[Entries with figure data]
:::

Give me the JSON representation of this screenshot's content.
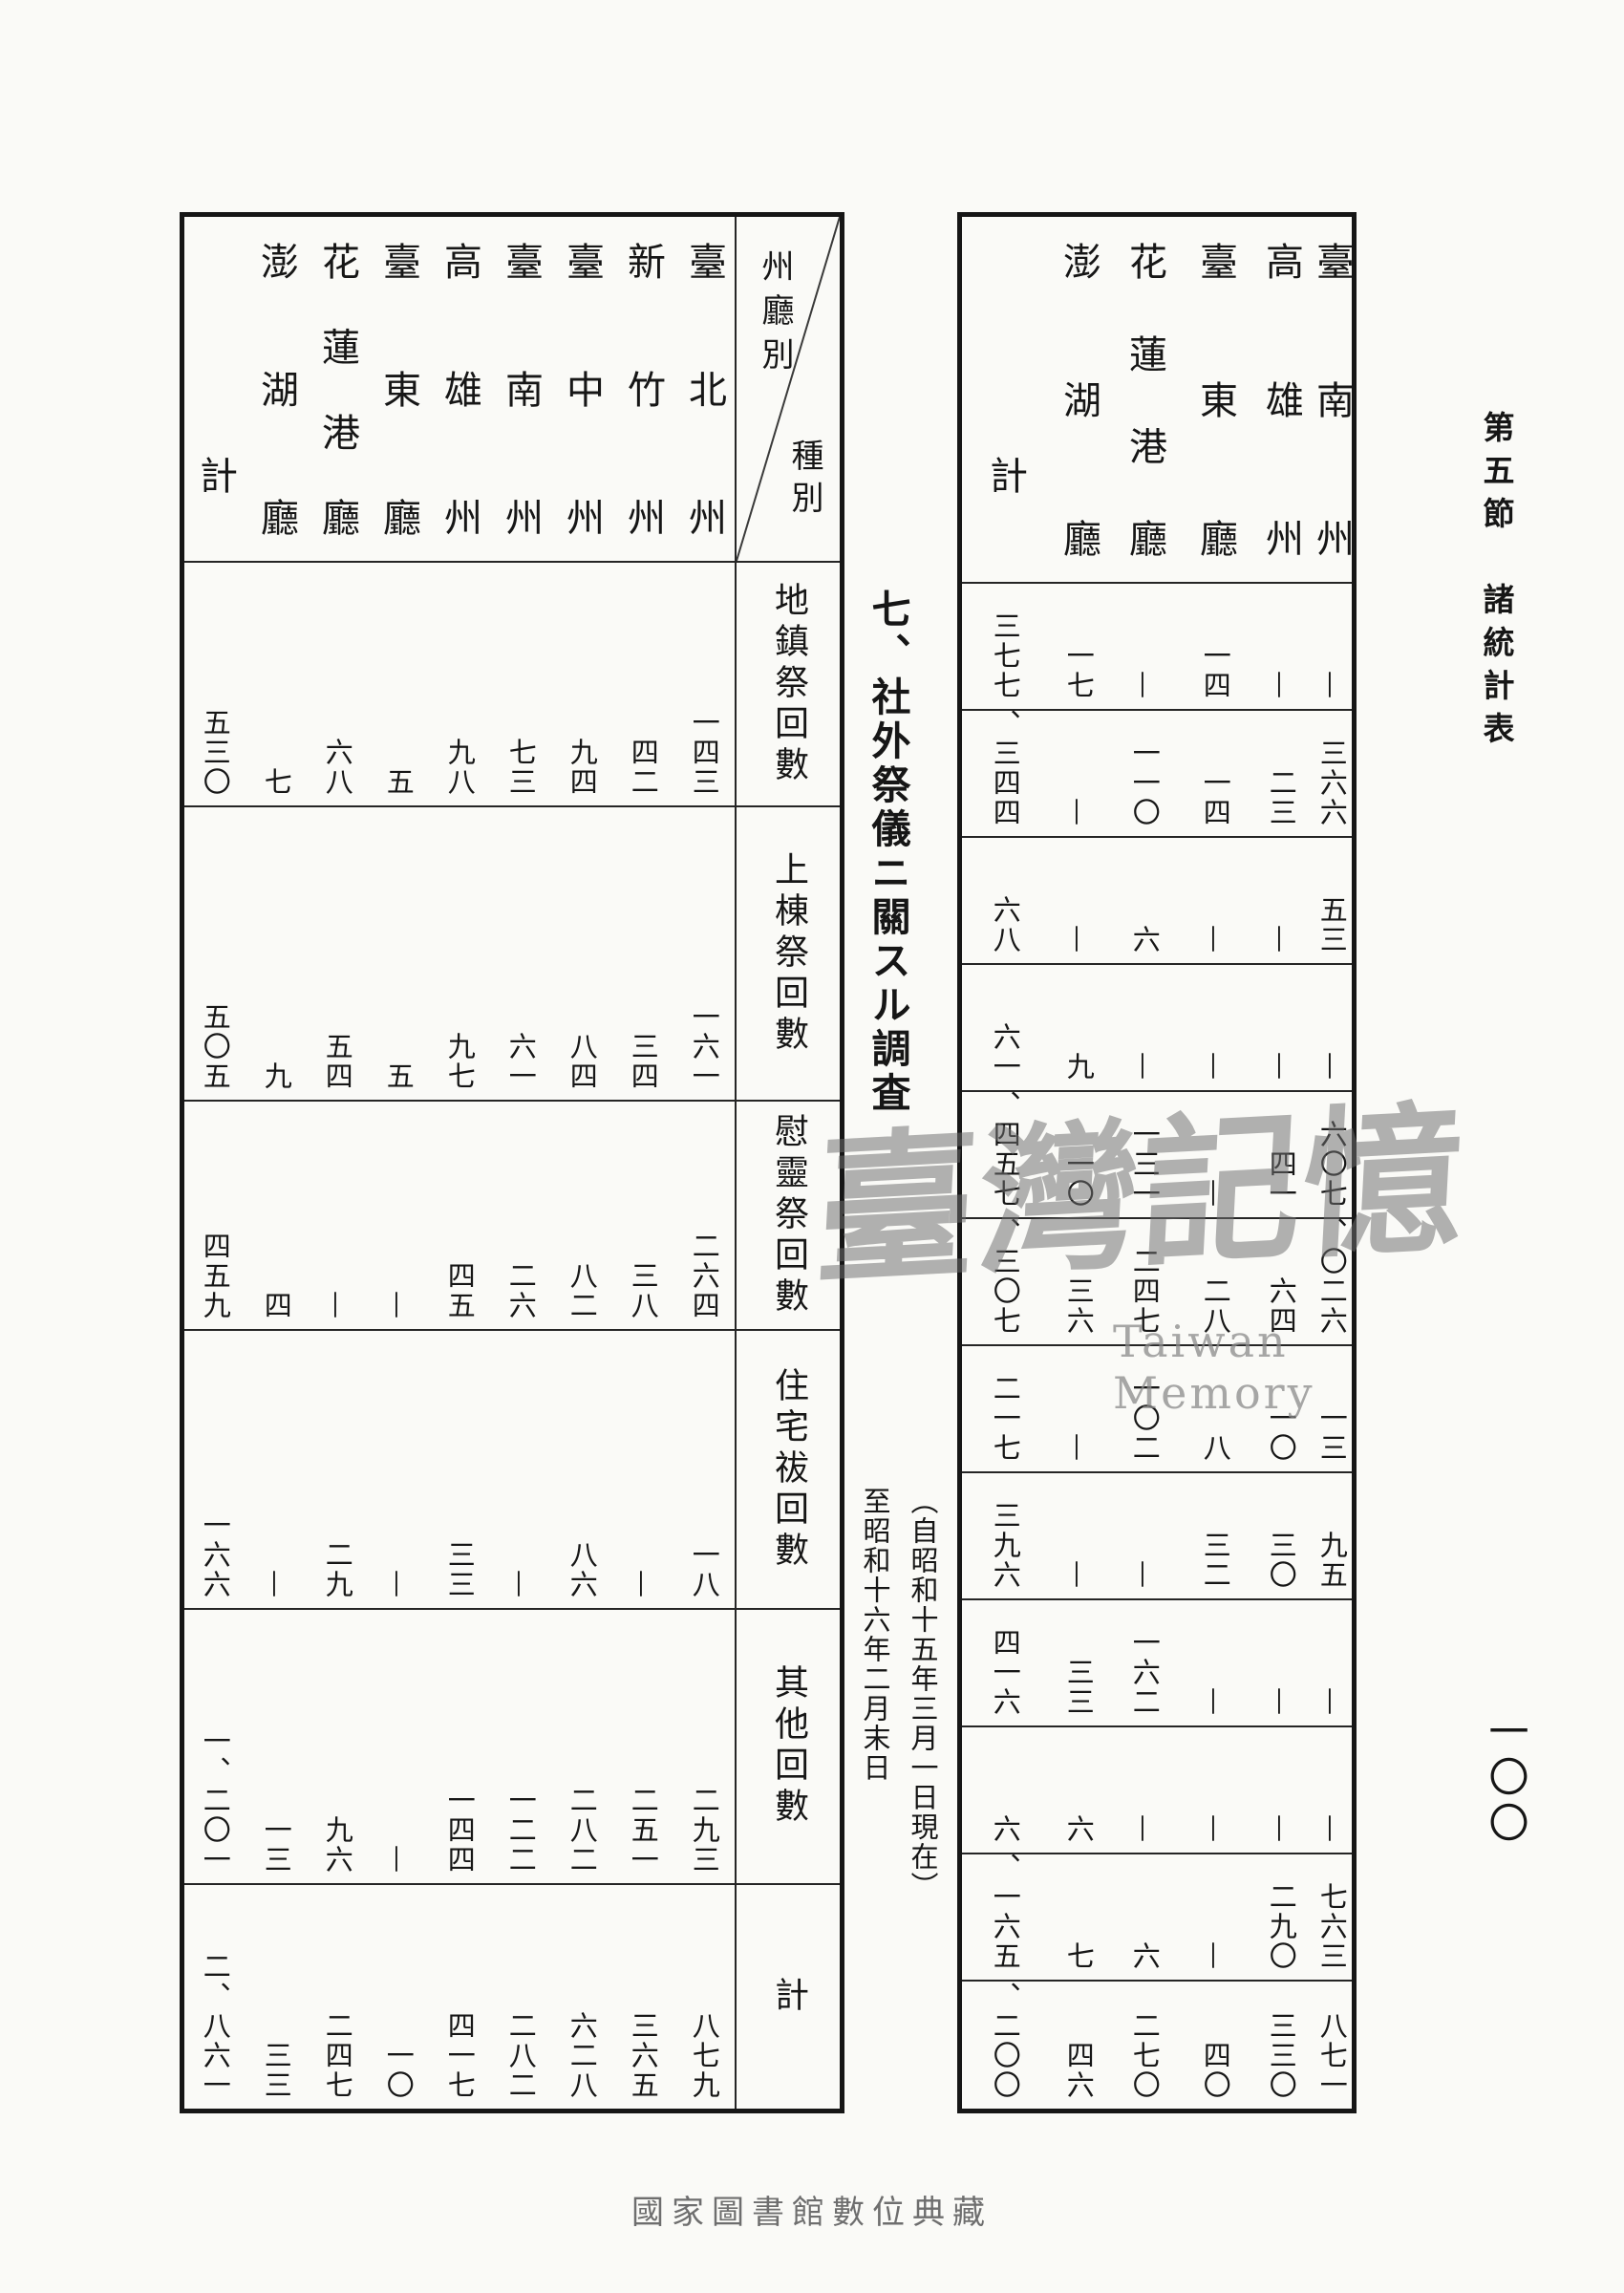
{
  "page": {
    "section_title": "第五節　諸統計表",
    "page_number": "一〇〇",
    "bottom_caption": "國家圖書館數位典藏",
    "watermark": {
      "cjk": "臺灣記憶",
      "latin": "Taiwan Memory"
    }
  },
  "main": {
    "title": "七、社外祭儀ニ關スル調査",
    "note": "（自昭和十五年三月一日現在）\n至昭和十六年二月末日"
  },
  "left_table": {
    "corner": {
      "row_axis": "州廳別",
      "col_axis": "種別"
    },
    "columns": [
      "臺北州",
      "新竹州",
      "臺中州",
      "臺南州",
      "高雄州",
      "臺東廳",
      "花蓮港廳",
      "澎湖廳",
      "計"
    ],
    "rows": [
      {
        "label": "地鎮祭回數",
        "values": [
          "一四三",
          "四二",
          "九四",
          "七三",
          "九八",
          "五",
          "六八",
          "七",
          "五三〇"
        ]
      },
      {
        "label": "上棟祭回數",
        "values": [
          "一六一",
          "三四",
          "八四",
          "六一",
          "九七",
          "五",
          "五四",
          "九",
          "五〇五"
        ]
      },
      {
        "label": "慰靈祭回數",
        "values": [
          "二六四",
          "三八",
          "八二",
          "二六",
          "四五",
          "—",
          "—",
          "四",
          "四五九"
        ]
      },
      {
        "label": "住宅祓回數",
        "values": [
          "一八",
          "—",
          "八六",
          "—",
          "三三",
          "—",
          "二九",
          "—",
          "一六六"
        ]
      },
      {
        "label": "其他回數",
        "values": [
          "二九三",
          "二五一",
          "二八二",
          "一二二",
          "一四四",
          "—",
          "九六",
          "一三",
          "一、二〇一"
        ]
      },
      {
        "label": "計",
        "values": [
          "八七九",
          "三六五",
          "六二八",
          "二八二",
          "四一七",
          "一〇",
          "二四七",
          "三三",
          "二、八六一"
        ]
      }
    ]
  },
  "right_table": {
    "columns": [
      "臺南州",
      "高雄州",
      "臺東廳",
      "花蓮港廳",
      "澎湖廳",
      "計"
    ],
    "rows": [
      {
        "values": [
          "—",
          "—",
          "一四",
          "—",
          "一七",
          "三七七"
        ]
      },
      {
        "values": [
          "三六六",
          "二三",
          "一四",
          "一一〇",
          "—",
          "一、三四四"
        ]
      },
      {
        "values": [
          "五三",
          "—",
          "—",
          "六",
          "—",
          "六八"
        ]
      },
      {
        "values": [
          "—",
          "—",
          "—",
          "—",
          "九",
          "六一"
        ]
      },
      {
        "values": [
          "六〇七",
          "四一",
          "—",
          "一三一",
          "一〇",
          "一、四五七"
        ]
      },
      {
        "values": [
          "一、〇二六",
          "六四",
          "二八",
          "二四七",
          "三六",
          "三、三〇七"
        ]
      },
      {
        "values": [
          "一三",
          "一〇",
          "八",
          "一〇二",
          "—",
          "二一七"
        ]
      },
      {
        "values": [
          "九五",
          "三〇",
          "三二",
          "—",
          "—",
          "三九六"
        ]
      },
      {
        "values": [
          "—",
          "—",
          "—",
          "一六二",
          "三三",
          "四一六"
        ]
      },
      {
        "values": [
          "—",
          "—",
          "—",
          "—",
          "六",
          "六"
        ]
      },
      {
        "values": [
          "七六三",
          "二九〇",
          "—",
          "六",
          "七",
          "三、一六五"
        ]
      },
      {
        "values": [
          "八七一",
          "三三〇",
          "四〇",
          "二七〇",
          "四六",
          "四、二〇〇"
        ]
      }
    ]
  }
}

:::

> _STATED TASK_:
Output, exactly, all the records above; include no pictures.

> _FINISHED TASK_:
Give me the JSON representation of this screenshot's content.
{
  "page": {
    "section_title": "第五節　諸統計表",
    "page_number": "一〇〇",
    "bottom_caption": "國家圖書館數位典藏",
    "watermark": {
      "cjk": "臺灣記憶",
      "latin": "Taiwan Memory"
    }
  },
  "main": {
    "title": "七、社外祭儀ニ關スル調査",
    "note": "（自昭和十五年三月一日現在）\n至昭和十六年二月末日"
  },
  "left_table": {
    "corner": {
      "row_axis": "州廳別",
      "col_axis": "種別"
    },
    "columns": [
      "臺北州",
      "新竹州",
      "臺中州",
      "臺南州",
      "高雄州",
      "臺東廳",
      "花蓮港廳",
      "澎湖廳",
      "計"
    ],
    "rows": [
      {
        "label": "地鎮祭回數",
        "values": [
          "一四三",
          "四二",
          "九四",
          "七三",
          "九八",
          "五",
          "六八",
          "七",
          "五三〇"
        ]
      },
      {
        "label": "上棟祭回數",
        "values": [
          "一六一",
          "三四",
          "八四",
          "六一",
          "九七",
          "五",
          "五四",
          "九",
          "五〇五"
        ]
      },
      {
        "label": "慰靈祭回數",
        "values": [
          "二六四",
          "三八",
          "八二",
          "二六",
          "四五",
          "—",
          "—",
          "四",
          "四五九"
        ]
      },
      {
        "label": "住宅祓回數",
        "values": [
          "一八",
          "—",
          "八六",
          "—",
          "三三",
          "—",
          "二九",
          "—",
          "一六六"
        ]
      },
      {
        "label": "其他回數",
        "values": [
          "二九三",
          "二五一",
          "二八二",
          "一二二",
          "一四四",
          "—",
          "九六",
          "一三",
          "一、二〇一"
        ]
      },
      {
        "label": "計",
        "values": [
          "八七九",
          "三六五",
          "六二八",
          "二八二",
          "四一七",
          "一〇",
          "二四七",
          "三三",
          "二、八六一"
        ]
      }
    ]
  },
  "right_table": {
    "columns": [
      "臺南州",
      "高雄州",
      "臺東廳",
      "花蓮港廳",
      "澎湖廳",
      "計"
    ],
    "rows": [
      {
        "values": [
          "—",
          "—",
          "一四",
          "—",
          "一七",
          "三七七"
        ]
      },
      {
        "values": [
          "三六六",
          "二三",
          "一四",
          "一一〇",
          "—",
          "一、三四四"
        ]
      },
      {
        "values": [
          "五三",
          "—",
          "—",
          "六",
          "—",
          "六八"
        ]
      },
      {
        "values": [
          "—",
          "—",
          "—",
          "—",
          "九",
          "六一"
        ]
      },
      {
        "values": [
          "六〇七",
          "四一",
          "—",
          "一三一",
          "一〇",
          "一、四五七"
        ]
      },
      {
        "values": [
          "一、〇二六",
          "六四",
          "二八",
          "二四七",
          "三六",
          "三、三〇七"
        ]
      },
      {
        "values": [
          "一三",
          "一〇",
          "八",
          "一〇二",
          "—",
          "二一七"
        ]
      },
      {
        "values": [
          "九五",
          "三〇",
          "三二",
          "—",
          "—",
          "三九六"
        ]
      },
      {
        "values": [
          "—",
          "—",
          "—",
          "一六二",
          "三三",
          "四一六"
        ]
      },
      {
        "values": [
          "—",
          "—",
          "—",
          "—",
          "六",
          "六"
        ]
      },
      {
        "values": [
          "七六三",
          "二九〇",
          "—",
          "六",
          "七",
          "三、一六五"
        ]
      },
      {
        "values": [
          "八七一",
          "三三〇",
          "四〇",
          "二七〇",
          "四六",
          "四、二〇〇"
        ]
      }
    ]
  }
}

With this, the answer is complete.